* What to work on *
Go through the records line by line and work out how many lines hold the word "Rozas". Answer with the number only.

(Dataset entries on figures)
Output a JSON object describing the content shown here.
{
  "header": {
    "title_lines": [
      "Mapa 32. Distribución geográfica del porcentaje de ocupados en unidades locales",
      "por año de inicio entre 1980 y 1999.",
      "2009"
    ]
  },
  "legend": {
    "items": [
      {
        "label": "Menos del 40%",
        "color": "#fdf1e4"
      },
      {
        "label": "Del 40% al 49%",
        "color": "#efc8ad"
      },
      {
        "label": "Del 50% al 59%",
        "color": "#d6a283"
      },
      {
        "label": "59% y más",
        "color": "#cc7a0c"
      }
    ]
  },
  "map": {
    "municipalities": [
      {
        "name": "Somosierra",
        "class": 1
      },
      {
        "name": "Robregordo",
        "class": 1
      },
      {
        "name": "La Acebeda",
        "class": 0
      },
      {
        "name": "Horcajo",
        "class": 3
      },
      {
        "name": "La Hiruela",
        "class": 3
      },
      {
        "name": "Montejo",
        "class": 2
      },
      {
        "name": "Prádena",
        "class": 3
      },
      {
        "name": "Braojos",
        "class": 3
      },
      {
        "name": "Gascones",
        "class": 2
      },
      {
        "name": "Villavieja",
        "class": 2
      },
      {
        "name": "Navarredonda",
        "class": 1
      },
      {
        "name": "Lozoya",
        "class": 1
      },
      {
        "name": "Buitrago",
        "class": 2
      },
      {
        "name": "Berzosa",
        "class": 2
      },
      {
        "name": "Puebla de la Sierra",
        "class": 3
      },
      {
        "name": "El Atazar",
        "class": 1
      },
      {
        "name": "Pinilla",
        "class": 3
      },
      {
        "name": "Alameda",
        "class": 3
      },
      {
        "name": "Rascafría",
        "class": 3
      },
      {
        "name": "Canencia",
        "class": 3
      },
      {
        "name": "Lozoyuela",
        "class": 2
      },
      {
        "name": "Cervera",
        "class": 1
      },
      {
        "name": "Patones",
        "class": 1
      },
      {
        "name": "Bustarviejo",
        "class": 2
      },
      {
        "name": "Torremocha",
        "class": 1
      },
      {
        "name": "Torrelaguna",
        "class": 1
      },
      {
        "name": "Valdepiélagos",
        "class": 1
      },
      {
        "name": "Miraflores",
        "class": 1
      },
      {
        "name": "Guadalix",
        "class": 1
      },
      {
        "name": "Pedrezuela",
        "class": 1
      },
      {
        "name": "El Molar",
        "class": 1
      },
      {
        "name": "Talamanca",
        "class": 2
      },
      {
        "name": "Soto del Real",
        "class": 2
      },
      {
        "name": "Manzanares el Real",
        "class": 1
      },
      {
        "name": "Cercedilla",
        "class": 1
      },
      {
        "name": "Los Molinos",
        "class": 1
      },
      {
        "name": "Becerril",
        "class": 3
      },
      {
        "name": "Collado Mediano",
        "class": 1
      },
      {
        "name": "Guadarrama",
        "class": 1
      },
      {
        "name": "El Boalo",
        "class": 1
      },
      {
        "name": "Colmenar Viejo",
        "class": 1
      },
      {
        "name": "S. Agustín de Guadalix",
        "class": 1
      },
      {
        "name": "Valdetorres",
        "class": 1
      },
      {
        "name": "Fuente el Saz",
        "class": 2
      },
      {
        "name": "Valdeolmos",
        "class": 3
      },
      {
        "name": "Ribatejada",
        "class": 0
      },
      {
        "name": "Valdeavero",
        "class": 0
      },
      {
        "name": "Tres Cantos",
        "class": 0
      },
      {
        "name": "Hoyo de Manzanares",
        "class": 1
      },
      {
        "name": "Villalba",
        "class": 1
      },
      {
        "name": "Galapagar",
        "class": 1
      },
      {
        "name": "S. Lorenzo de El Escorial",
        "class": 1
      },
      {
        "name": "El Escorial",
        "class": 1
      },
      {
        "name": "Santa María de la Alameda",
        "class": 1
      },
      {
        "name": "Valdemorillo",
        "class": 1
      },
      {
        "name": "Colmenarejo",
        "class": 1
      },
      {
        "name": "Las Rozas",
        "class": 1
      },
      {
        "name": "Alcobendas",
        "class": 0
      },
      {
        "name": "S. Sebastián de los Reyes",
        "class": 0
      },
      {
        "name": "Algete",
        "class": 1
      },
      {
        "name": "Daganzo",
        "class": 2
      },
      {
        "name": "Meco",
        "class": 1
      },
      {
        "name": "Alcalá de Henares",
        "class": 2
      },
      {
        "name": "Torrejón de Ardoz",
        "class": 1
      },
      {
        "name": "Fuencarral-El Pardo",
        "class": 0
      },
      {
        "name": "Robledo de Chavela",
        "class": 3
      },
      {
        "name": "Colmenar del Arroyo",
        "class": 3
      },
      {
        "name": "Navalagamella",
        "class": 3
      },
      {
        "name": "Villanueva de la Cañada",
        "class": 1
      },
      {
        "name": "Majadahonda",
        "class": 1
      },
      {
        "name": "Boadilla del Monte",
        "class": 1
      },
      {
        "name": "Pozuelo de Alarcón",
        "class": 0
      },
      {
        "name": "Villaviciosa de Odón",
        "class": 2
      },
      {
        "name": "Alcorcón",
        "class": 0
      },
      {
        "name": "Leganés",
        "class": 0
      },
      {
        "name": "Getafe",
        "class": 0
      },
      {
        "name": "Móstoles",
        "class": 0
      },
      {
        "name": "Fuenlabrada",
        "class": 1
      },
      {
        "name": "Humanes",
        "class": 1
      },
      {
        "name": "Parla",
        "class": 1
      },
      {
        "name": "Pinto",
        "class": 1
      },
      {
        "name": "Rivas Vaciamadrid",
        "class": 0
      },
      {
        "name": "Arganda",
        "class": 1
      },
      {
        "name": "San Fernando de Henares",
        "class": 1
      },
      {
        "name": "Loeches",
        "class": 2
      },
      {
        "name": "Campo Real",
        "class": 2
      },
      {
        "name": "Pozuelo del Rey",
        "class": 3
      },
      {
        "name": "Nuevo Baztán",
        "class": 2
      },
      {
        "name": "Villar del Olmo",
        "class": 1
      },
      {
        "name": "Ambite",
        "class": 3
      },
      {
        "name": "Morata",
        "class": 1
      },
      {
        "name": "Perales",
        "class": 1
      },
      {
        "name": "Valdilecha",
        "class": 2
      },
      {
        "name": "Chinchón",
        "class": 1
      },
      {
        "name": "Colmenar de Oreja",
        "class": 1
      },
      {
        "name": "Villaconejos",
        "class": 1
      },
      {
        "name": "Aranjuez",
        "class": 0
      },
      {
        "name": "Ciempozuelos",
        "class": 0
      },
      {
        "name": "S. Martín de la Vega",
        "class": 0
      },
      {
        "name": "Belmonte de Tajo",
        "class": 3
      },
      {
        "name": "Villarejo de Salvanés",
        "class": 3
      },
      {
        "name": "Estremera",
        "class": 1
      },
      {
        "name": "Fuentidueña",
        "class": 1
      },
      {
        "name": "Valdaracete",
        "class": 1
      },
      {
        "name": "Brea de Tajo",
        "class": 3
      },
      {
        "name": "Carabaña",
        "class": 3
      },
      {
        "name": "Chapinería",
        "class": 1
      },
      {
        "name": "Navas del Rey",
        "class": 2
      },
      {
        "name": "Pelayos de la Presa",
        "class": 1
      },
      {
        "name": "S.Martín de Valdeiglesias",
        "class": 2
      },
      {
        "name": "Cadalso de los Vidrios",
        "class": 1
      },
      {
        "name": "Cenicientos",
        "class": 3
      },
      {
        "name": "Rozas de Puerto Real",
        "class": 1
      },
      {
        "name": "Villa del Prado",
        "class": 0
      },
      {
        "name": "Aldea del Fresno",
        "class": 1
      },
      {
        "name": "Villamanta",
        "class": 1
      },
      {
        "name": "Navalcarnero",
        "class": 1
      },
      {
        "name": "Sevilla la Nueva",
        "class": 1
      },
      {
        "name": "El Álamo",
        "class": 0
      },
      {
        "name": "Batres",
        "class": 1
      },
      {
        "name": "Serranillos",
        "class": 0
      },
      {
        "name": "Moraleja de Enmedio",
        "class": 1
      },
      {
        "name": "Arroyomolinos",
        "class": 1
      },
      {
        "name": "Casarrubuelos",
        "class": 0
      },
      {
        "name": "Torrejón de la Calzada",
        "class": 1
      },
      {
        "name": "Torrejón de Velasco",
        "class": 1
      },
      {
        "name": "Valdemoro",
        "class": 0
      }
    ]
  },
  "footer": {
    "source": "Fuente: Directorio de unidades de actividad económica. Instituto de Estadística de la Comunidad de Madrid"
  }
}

* Response to this exercise *
2